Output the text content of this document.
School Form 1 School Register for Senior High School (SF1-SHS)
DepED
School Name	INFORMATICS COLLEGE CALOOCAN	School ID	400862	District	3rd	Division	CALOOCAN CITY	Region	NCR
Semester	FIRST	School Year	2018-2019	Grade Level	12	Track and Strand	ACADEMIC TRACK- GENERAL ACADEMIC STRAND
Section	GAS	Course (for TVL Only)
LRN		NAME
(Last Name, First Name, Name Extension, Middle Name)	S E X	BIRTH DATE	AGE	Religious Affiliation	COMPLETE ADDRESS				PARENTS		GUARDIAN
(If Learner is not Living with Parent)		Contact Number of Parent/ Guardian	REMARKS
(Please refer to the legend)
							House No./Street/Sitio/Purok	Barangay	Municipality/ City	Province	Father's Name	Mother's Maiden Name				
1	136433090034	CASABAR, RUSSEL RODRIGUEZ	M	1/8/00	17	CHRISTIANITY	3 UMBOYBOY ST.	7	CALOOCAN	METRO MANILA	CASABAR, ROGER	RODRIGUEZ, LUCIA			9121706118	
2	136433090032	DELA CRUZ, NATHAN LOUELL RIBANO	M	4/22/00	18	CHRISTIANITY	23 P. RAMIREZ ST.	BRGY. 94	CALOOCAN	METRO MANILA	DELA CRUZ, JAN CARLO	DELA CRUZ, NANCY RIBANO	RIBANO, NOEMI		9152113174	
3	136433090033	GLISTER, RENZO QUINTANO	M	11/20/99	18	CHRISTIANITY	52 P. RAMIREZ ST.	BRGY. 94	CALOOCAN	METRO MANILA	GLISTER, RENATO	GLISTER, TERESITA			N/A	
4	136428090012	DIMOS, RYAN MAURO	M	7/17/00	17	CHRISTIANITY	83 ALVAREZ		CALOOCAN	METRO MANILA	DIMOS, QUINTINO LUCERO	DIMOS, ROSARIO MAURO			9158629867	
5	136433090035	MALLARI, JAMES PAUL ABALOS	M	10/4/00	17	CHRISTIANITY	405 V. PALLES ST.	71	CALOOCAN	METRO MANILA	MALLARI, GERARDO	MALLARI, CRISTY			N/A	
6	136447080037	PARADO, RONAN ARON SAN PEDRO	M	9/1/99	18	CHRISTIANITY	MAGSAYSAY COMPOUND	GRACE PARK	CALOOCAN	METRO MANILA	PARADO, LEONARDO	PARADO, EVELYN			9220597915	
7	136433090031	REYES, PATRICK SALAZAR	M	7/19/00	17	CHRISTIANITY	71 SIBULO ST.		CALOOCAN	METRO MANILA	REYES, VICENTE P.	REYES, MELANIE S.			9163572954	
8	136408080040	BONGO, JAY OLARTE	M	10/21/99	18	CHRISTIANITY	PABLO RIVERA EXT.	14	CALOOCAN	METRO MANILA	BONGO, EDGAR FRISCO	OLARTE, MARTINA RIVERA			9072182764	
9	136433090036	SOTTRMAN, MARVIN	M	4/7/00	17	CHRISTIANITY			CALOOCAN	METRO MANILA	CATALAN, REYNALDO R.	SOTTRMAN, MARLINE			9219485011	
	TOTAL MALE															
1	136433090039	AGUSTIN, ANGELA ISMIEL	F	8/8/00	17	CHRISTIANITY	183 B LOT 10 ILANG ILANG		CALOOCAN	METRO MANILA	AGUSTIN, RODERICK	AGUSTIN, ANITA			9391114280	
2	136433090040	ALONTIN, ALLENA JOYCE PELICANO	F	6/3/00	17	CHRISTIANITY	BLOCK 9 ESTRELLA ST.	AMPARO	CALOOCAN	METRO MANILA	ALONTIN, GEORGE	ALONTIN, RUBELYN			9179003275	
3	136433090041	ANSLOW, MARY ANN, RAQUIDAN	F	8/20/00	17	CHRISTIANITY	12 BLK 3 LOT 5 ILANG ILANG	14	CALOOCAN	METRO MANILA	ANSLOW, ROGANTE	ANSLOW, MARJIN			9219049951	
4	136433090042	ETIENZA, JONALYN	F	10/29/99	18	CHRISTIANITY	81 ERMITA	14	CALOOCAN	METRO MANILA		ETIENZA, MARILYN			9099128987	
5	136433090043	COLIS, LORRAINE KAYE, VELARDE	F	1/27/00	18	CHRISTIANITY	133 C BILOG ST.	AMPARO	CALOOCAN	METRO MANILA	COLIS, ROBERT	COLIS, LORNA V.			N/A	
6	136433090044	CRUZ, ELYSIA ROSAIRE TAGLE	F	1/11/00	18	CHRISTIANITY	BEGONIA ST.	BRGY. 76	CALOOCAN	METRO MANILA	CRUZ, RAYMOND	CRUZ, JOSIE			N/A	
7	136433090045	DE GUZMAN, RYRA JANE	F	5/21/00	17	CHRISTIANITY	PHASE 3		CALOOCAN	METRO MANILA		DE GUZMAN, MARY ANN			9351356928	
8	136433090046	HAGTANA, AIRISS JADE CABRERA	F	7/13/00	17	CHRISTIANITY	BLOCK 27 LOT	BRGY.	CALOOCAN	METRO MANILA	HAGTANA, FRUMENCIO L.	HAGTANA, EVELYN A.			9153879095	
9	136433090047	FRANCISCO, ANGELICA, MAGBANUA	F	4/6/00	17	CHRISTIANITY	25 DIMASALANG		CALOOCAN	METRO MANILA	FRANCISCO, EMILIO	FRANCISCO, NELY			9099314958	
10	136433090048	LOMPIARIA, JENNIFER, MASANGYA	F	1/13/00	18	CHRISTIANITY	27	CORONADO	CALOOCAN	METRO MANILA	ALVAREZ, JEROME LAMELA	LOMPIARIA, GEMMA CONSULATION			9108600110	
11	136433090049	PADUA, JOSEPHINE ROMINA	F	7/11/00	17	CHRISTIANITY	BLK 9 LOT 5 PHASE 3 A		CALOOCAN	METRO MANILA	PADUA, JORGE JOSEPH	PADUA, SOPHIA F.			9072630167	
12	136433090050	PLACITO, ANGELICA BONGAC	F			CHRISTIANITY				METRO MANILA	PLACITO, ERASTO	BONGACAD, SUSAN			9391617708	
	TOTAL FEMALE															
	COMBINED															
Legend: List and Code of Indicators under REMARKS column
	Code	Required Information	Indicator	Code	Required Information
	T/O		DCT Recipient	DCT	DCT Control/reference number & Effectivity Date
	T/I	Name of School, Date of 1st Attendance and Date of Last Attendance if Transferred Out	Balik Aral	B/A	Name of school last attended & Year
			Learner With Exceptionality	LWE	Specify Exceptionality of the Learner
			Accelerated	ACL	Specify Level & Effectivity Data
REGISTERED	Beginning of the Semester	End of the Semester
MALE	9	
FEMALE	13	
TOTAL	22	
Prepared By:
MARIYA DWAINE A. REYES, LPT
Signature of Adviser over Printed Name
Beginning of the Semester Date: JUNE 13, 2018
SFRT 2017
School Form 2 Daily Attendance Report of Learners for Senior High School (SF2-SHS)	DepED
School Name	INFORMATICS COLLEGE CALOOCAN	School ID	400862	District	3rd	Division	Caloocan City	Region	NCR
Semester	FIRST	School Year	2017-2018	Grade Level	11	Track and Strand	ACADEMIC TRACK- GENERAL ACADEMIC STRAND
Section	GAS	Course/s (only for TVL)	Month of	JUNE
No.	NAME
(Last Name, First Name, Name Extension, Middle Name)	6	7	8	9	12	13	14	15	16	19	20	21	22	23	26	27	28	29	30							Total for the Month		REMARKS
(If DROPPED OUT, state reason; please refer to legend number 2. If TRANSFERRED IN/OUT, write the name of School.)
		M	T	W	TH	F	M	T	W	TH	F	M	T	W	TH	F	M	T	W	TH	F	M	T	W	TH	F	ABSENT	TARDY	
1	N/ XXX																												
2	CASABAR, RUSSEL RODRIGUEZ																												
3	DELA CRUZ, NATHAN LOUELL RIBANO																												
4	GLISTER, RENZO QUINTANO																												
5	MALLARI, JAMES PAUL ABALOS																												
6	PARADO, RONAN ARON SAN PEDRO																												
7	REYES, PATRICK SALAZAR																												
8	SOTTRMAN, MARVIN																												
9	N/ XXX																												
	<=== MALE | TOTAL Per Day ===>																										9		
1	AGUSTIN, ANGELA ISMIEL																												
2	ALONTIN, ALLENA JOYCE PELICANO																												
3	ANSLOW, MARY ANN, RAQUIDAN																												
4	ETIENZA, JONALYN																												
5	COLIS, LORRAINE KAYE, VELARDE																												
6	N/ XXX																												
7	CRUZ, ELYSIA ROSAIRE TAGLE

◆ **Given problem**: Which lines of the data above contain "COLIS"? Copy each one.

◆ **Task response**:
5	136433090043	COLIS, LORRAINE KAYE, VELARDE	F	1/27/00	18	CHRISTIANITY	133 C BILOG ST.	AMPARO	CALOOCAN	METRO MANILA	COLIS, ROBERT	COLIS, LORNA V.			N/A	
5	COLIS, LORRAINE KAYE, VELARDE																												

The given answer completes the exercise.